Data listing
'''

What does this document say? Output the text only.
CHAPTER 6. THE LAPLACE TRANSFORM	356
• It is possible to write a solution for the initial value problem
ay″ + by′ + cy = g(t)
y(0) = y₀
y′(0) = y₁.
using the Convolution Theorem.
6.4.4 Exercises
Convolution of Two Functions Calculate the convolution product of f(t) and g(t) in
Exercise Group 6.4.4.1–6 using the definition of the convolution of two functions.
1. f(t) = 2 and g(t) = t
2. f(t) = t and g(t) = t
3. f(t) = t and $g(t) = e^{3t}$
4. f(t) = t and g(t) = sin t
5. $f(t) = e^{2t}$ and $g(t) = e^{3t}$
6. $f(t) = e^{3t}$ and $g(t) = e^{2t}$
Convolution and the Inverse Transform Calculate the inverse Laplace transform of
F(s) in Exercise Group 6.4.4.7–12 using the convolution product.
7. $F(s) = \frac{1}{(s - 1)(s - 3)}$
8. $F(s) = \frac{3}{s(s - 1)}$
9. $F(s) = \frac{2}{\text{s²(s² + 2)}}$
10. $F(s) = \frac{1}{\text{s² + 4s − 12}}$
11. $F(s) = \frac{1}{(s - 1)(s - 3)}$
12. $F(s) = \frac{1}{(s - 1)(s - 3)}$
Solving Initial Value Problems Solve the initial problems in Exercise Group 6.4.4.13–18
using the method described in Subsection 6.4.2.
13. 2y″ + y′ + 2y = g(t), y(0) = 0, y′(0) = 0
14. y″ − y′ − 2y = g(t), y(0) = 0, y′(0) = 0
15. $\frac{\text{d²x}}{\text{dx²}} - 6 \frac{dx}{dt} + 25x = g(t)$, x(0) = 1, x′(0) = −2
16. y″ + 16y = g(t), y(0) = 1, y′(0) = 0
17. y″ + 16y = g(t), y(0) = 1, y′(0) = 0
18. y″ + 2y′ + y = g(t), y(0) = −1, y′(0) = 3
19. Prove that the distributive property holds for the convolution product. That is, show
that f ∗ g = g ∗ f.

'''

What is expected: Only a number is wanted: how many lines above include "Group"?

Correct output: 3